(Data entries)
.....

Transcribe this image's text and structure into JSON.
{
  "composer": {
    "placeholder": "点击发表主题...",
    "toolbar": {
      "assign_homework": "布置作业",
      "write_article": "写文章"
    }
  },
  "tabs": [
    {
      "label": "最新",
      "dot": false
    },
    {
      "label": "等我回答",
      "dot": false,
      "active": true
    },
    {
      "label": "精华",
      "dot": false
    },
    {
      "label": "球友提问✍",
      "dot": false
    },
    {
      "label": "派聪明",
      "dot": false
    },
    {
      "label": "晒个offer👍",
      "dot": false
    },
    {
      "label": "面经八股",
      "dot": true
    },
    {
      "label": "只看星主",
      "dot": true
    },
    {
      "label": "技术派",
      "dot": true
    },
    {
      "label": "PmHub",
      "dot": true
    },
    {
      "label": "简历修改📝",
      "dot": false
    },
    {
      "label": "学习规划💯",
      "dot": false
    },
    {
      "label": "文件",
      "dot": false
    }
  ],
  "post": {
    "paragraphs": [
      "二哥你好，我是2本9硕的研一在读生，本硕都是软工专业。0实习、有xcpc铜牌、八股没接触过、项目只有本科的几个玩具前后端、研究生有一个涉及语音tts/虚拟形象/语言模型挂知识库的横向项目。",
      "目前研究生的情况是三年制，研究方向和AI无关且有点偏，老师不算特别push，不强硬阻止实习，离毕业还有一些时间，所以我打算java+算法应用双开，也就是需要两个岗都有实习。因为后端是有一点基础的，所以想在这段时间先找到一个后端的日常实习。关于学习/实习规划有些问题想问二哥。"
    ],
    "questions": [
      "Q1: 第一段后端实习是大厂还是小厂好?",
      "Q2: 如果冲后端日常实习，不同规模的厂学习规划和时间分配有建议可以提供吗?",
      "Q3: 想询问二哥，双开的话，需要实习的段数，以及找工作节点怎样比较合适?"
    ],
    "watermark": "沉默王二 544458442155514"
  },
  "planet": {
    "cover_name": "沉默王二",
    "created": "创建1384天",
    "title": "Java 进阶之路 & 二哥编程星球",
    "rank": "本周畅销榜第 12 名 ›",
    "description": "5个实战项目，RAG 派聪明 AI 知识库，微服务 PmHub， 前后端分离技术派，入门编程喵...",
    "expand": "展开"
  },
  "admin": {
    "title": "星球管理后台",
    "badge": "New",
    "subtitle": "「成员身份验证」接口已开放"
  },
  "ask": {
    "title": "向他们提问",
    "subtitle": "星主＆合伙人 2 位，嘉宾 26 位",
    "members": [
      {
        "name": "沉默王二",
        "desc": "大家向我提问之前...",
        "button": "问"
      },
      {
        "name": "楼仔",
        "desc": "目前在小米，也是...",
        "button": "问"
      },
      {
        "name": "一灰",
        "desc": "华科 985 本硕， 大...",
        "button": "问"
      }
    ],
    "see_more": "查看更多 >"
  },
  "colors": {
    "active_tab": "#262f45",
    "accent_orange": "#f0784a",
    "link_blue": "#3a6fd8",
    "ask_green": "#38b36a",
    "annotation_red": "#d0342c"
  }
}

.....

## Stated goal:
Write out every entry word for word.

## Response to the exercise:
Transcribe this image's text and structure into JSON.
{
  "composer": {
    "placeholder": "点击发表主题...",
    "toolbar": {
      "assign_homework": "布置作业",
      "write_article": "写文章"
    }
  },
  "tabs": [
    {
      "label": "最新",
      "dot": false
    },
    {
      "label": "等我回答",
      "dot": false,
      "active": true
    },
    {
      "label": "精华",
      "dot": false
    },
    {
      "label": "球友提问✍",
      "dot": false
    },
    {
      "label": "派聪明",
      "dot": false
    },
    {
      "label": "晒个offer👍",
      "dot": false
    },
    {
      "label": "面经八股",
      "dot": true
    },
    {
      "label": "只看星主",
      "dot": true
    },
    {
      "label": "技术派",
      "dot": true
    },
    {
      "label": "PmHub",
      "dot": true
    },
    {
      "label": "简历修改📝",
      "dot": false
    },
    {
      "label": "学习规划💯",
      "dot": false
    },
    {
      "label": "文件",
      "dot": false
    }
  ],
  "post": {
    "paragraphs": [
      "二哥你好，我是2本9硕的研一在读生，本硕都是软工专业。0实习、有xcpc铜牌、八股没接触过、项目只有本科的几个玩具前后端、研究生有一个涉及语音tts/虚拟形象/语言模型挂知识库的横向项目。",
      "目前研究生的情况是三年制，研究方向和AI无关且有点偏，老师不算特别push，不强硬阻止实习，离毕业还有一些时间，所以我打算java+算法应用双开，也就是需要两个岗都有实习。因为后端是有一点基础的，所以想在这段时间先找到一个后端的日常实习。关于学习/实习规划有些问题想问二哥。"
    ],
    "questions": [
      "Q1: 第一段后端实习是大厂还是小厂好?",
      "Q2: 如果冲后端日常实习，不同规模的厂学习规划和时间分配有建议可以提供吗?",
      "Q3: 想询问二哥，双开的话，需要实习的段数，以及找工作节点怎样比较合适?"
    ],
    "watermark": "沉默王二 544458442155514"
  },
  "planet": {
    "cover_name": "沉默王二",
    "created": "创建1384天",
    "title": "Java 进阶之路 & 二哥编程星球",
    "rank": "本周畅销榜第 12 名 ›",
    "description": "5个实战项目，RAG 派聪明 AI 知识库，微服务 PmHub， 前后端分离技术派，入门编程喵...",
    "expand": "展开"
  },
  "admin": {
    "title": "星球管理后台",
    "badge": "New",
    "subtitle": "「成员身份验证」接口已开放"
  },
  "ask": {
    "title": "向他们提问",
    "subtitle": "星主＆合伙人 2 位，嘉宾 26 位",
    "members": [
      {
        "name": "沉默王二",
        "desc": "大家向我提问之前...",
        "button": "问"
      },
      {
        "name": "楼仔",
        "desc": "目前在小米，也是...",
        "button": "问"
      },
      {
        "name": "一灰",
        "desc": "华科 985 本硕， 大...",
        "button": "问"
      }
    ],
    "see_more": "查看更多 >"
  },
  "colors": {
    "active_tab": "#262f45",
    "accent_orange": "#f0784a",
    "link_blue": "#3a6fd8",
    "ask_green": "#38b36a",
    "annotation_red": "#d0342c"
  }
}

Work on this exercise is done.